## Given exercise
Write out all entries word for word.

*** Input material ***

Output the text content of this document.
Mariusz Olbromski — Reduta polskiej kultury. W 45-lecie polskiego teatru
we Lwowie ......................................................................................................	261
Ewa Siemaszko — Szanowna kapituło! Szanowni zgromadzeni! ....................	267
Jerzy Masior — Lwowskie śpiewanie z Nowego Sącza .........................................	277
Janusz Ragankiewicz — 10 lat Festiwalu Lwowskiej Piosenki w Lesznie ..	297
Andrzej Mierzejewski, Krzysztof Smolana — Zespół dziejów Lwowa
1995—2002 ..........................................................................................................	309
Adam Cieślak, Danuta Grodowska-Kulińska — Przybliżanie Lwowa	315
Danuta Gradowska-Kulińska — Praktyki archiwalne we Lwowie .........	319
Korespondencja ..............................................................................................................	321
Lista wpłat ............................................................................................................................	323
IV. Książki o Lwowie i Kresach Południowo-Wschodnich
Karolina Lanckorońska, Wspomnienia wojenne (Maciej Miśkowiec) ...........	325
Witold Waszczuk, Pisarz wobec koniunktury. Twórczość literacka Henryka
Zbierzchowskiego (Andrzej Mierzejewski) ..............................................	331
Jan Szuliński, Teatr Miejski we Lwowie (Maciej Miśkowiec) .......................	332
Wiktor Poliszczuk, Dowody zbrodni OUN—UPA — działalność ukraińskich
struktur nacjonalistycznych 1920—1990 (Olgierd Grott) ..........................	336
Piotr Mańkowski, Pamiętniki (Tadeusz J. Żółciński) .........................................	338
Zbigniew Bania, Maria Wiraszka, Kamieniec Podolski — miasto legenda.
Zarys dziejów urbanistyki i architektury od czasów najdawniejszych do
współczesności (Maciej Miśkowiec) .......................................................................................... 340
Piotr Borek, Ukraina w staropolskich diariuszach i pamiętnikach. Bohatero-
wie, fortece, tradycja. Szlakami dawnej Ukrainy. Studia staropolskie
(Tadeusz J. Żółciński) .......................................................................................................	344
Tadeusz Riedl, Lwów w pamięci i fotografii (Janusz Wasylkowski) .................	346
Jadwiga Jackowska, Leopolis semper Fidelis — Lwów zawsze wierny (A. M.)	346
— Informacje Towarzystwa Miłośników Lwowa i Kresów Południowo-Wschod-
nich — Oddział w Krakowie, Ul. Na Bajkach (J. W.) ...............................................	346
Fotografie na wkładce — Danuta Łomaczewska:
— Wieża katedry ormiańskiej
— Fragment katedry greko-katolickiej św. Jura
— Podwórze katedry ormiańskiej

***

## Response to this task
Output the text content of this document.
Mariusz Olbromski — Reduta polskiej kultury. W 45-lecie polskiego teatru
we Lwowie ......................................................................................................	261
Ewa Siemaszko — Szanowna kapituło! Szanowni zgromadzeni! ....................	267
Jerzy Masior — Lwowskie śpiewanie z Nowego Sącza .........................................	277
Janusz Ragankiewicz — 10 lat Festiwalu Lwowskiej Piosenki w Lesznie ..	297
Andrzej Mierzejewski, Krzysztof Smolana — Zespół dziejów Lwowa
1995—2002 ..........................................................................................................	309
Adam Cieślak, Danuta Grodowska-Kulińska — Przybliżanie Lwowa	315
Danuta Gradowska-Kulińska — Praktyki archiwalne we Lwowie .........	319
Korespondencja ..............................................................................................................	321
Lista wpłat ............................................................................................................................	323
IV. Książki o Lwowie i Kresach Południowo-Wschodnich
Karolina Lanckorońska, Wspomnienia wojenne (Maciej Miśkowiec) ...........	325
Witold Waszczuk, Pisarz wobec koniunktury. Twórczość literacka Henryka
Zbierzchowskiego (Andrzej Mierzejewski) ..............................................	331
Jan Szuliński, Teatr Miejski we Lwowie (Maciej Miśkowiec) .......................	332
Wiktor Poliszczuk, Dowody zbrodni OUN—UPA — działalność ukraińskich
struktur nacjonalistycznych 1920—1990 (Olgierd Grott) ..........................	336
Piotr Mańkowski, Pamiętniki (Tadeusz J. Żółciński) .........................................	338
Zbigniew Bania, Maria Wiraszka, Kamieniec Podolski — miasto legenda.
Zarys dziejów urbanistyki i architektury od czasów najdawniejszych do
współczesności (Maciej Miśkowiec) .......................................................................................... 340
Piotr Borek, Ukraina w staropolskich diariuszach i pamiętnikach. Bohatero-
wie, fortece, tradycja. Szlakami dawnej Ukrainy. Studia staropolskie
(Tadeusz J. Żółciński) .......................................................................................................	344
Tadeusz Riedl, Lwów w pamięci i fotografii (Janusz Wasylkowski) .................	346
Jadwiga Jackowska, Leopolis semper Fidelis — Lwów zawsze wierny (A. M.)	346
— Informacje Towarzystwa Miłośników Lwowa i Kresów Południowo-Wschod-
nich — Oddział w Krakowie, Ul. Na Bajkach (J. W.) ...............................................	346
Fotografie na wkładce — Danuta Łomaczewska:
— Wieża katedry ormiańskiej
— Fragment katedry greko-katolickiej św. Jura
— Podwórze katedry ormiańskiej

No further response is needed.